_What the exercise asks_. Retype the records that come next, word for word.

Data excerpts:
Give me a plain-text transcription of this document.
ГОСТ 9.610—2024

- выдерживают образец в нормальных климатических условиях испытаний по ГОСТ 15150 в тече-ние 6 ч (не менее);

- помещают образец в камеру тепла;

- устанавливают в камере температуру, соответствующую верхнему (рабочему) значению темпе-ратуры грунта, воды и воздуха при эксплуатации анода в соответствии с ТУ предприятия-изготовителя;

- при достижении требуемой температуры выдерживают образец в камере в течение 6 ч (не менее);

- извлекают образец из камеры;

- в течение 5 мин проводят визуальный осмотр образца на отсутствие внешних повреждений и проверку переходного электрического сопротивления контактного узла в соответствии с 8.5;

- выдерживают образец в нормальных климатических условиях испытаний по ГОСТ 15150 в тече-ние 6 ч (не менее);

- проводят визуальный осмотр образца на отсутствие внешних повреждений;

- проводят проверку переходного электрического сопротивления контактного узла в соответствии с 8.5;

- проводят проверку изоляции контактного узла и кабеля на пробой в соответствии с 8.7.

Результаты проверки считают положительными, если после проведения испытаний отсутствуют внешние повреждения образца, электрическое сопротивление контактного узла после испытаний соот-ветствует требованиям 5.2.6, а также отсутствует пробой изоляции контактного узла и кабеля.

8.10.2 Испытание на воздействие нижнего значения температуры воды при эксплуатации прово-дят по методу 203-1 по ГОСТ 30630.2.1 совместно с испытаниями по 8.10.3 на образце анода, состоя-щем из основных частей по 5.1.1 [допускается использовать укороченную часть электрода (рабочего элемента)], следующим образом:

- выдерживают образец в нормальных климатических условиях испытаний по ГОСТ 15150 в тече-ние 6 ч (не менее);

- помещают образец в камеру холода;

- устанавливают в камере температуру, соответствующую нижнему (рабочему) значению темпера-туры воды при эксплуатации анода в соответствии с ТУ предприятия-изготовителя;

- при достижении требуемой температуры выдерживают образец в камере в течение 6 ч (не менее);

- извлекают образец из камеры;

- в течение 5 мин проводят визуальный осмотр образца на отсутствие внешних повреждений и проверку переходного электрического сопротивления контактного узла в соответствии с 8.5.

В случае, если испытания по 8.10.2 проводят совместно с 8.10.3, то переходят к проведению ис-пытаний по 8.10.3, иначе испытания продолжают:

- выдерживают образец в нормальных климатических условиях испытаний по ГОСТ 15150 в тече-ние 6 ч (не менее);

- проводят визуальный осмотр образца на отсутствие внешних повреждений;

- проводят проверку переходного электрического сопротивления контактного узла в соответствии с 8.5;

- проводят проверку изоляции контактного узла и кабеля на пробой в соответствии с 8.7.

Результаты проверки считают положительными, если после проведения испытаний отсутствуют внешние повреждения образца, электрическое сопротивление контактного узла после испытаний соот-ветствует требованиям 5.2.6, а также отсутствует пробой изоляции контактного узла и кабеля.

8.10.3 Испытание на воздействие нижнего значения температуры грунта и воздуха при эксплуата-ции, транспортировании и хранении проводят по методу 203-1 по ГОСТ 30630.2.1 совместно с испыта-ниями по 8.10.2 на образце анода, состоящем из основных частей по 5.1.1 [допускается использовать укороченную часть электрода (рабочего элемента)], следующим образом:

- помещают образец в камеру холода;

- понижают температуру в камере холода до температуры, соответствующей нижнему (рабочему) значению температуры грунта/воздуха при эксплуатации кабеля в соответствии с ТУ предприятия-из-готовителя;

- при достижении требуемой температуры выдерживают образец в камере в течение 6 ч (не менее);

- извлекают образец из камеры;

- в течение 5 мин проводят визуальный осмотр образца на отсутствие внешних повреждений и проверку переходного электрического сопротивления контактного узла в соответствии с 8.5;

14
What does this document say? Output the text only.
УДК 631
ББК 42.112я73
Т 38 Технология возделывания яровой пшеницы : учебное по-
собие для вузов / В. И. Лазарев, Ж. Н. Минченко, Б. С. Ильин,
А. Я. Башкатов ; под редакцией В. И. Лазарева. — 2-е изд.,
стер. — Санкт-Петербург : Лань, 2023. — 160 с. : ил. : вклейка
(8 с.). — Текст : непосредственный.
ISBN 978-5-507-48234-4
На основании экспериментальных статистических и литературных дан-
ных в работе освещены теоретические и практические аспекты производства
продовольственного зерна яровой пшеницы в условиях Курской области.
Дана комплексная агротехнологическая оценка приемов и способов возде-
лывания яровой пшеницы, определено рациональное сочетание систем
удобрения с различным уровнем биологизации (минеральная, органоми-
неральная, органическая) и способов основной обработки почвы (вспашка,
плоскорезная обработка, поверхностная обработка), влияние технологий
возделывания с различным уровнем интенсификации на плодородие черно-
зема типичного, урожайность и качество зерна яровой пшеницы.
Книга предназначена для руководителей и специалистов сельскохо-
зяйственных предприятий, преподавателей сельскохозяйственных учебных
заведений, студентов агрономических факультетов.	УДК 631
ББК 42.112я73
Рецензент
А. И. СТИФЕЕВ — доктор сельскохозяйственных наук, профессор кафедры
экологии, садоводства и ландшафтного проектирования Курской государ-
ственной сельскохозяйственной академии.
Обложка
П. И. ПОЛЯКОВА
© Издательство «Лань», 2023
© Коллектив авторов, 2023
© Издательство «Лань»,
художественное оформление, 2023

_Task solution_.
Give me a plain-text transcription of this document.
ГОСТ 9.610—2024

- выдерживают образец в нормальных климатических условиях испытаний по ГОСТ 15150 в тече-ние 6 ч (не менее);

- помещают образец в камеру тепла;

- устанавливают в камере температуру, соответствующую верхнему (рабочему) значению темпе-ратуры грунта, воды и воздуха при эксплуатации анода в соответствии с ТУ предприятия-изготовителя;

- при достижении требуемой температуры выдерживают образец в камере в течение 6 ч (не менее);

- извлекают образец из камеры;

- в течение 5 мин проводят визуальный осмотр образца на отсутствие внешних повреждений и проверку переходного электрического сопротивления контактного узла в соответствии с 8.5;

- выдерживают образец в нормальных климатических условиях испытаний по ГОСТ 15150 в тече-ние 6 ч (не менее);

- проводят визуальный осмотр образца на отсутствие внешних повреждений;

- проводят проверку переходного электрического сопротивления контактного узла в соответствии с 8.5;

- проводят проверку изоляции контактного узла и кабеля на пробой в соответствии с 8.7.

Результаты проверки считают положительными, если после проведения испытаний отсутствуют внешние повреждения образца, электрическое сопротивление контактного узла после испытаний соот-ветствует требованиям 5.2.6, а также отсутствует пробой изоляции контактного узла и кабеля.

8.10.2 Испытание на воздействие нижнего значения температуры воды при эксплуатации прово-дят по методу 203-1 по ГОСТ 30630.2.1 совместно с испытаниями по 8.10.3 на образце анода, состоя-щем из основных частей по 5.1.1 [допускается использовать укороченную часть электрода (рабочего элемента)], следующим образом:

- выдерживают образец в нормальных климатических условиях испытаний по ГОСТ 15150 в тече-ние 6 ч (не менее);

- помещают образец в камеру холода;

- устанавливают в камере температуру, соответствующую нижнему (рабочему) значению темпера-туры воды при эксплуатации анода в соответствии с ТУ предприятия-изготовителя;

- при достижении требуемой температуры выдерживают образец в камере в течение 6 ч (не менее);

- извлекают образец из камеры;

- в течение 5 мин проводят визуальный осмотр образца на отсутствие внешних повреждений и проверку переходного электрического сопротивления контактного узла в соответствии с 8.5.

В случае, если испытания по 8.10.2 проводят совместно с 8.10.3, то переходят к проведению ис-пытаний по 8.10.3, иначе испытания продолжают:

- выдерживают образец в нормальных климатических условиях испытаний по ГОСТ 15150 в тече-ние 6 ч (не менее);

- проводят визуальный осмотр образца на отсутствие внешних повреждений;

- проводят проверку переходного электрического сопротивления контактного узла в соответствии с 8.5;

- проводят проверку изоляции контактного узла и кабеля на пробой в соответствии с 8.7.

Результаты проверки считают положительными, если после проведения испытаний отсутствуют внешние повреждения образца, электрическое сопротивление контактного узла после испытаний соот-ветствует требованиям 5.2.6, а также отсутствует пробой изоляции контактного узла и кабеля.

8.10.3 Испытание на воздействие нижнего значения температуры грунта и воздуха при эксплуата-ции, транспортировании и хранении проводят по методу 203-1 по ГОСТ 30630.2.1 совместно с испыта-ниями по 8.10.2 на образце анода, состоящем из основных частей по 5.1.1 [допускается использовать укороченную часть электрода (рабочего элемента)], следующим образом:

- помещают образец в камеру холода;

- понижают температуру в камере холода до температуры, соответствующей нижнему (рабочему) значению температуры грунта/воздуха при эксплуатации кабеля в соответствии с ТУ предприятия-из-готовителя;

- при достижении требуемой температуры выдерживают образец в камере в течение 6 ч (не менее);

- извлекают образец из камеры;

- в течение 5 мин проводят визуальный осмотр образца на отсутствие внешних повреждений и проверку переходного электрического сопротивления контактного узла в соответствии с 8.5;

14
What does this document say? Output the text only.
УДК 631
ББК 42.112я73
Т 38 Технология возделывания яровой пшеницы : учебное по-
собие для вузов / В. И. Лазарев, Ж. Н. Минченко, Б. С. Ильин,
А. Я. Башкатов ; под редакцией В. И. Лазарева. — 2-е изд.,
стер. — Санкт-Петербург : Лань, 2023. — 160 с. : ил. : вклейка
(8 с.). — Текст : непосредственный.
ISBN 978-5-507-48234-4
На основании экспериментальных статистических и литературных дан-
ных в работе освещены теоретические и практические аспекты производства
продовольственного зерна яровой пшеницы в условиях Курской области.
Дана комплексная агротехнологическая оценка приемов и способов возде-
лывания яровой пшеницы, определено рациональное сочетание систем
удобрения с различным уровнем биологизации (минеральная, органоми-
неральная, органическая) и способов основной обработки почвы (вспашка,
плоскорезная обработка, поверхностная обработка), влияние технологий
возделывания с различным уровнем интенсификации на плодородие черно-
зема типичного, урожайность и качество зерна яровой пшеницы.
Книга предназначена для руководителей и специалистов сельскохо-
зяйственных предприятий, преподавателей сельскохозяйственных учебных
заведений, студентов агрономических факультетов.	УДК 631
ББК 42.112я73
Рецензент
А. И. СТИФЕЕВ — доктор сельскохозяйственных наук, профессор кафедры
экологии, садоводства и ландшафтного проектирования Курской государ-
ственной сельскохозяйственной академии.
Обложка
П. И. ПОЛЯКОВА
© Издательство «Лань», 2023
© Коллектив авторов, 2023
© Издательство «Лань»,
художественное оформление, 2023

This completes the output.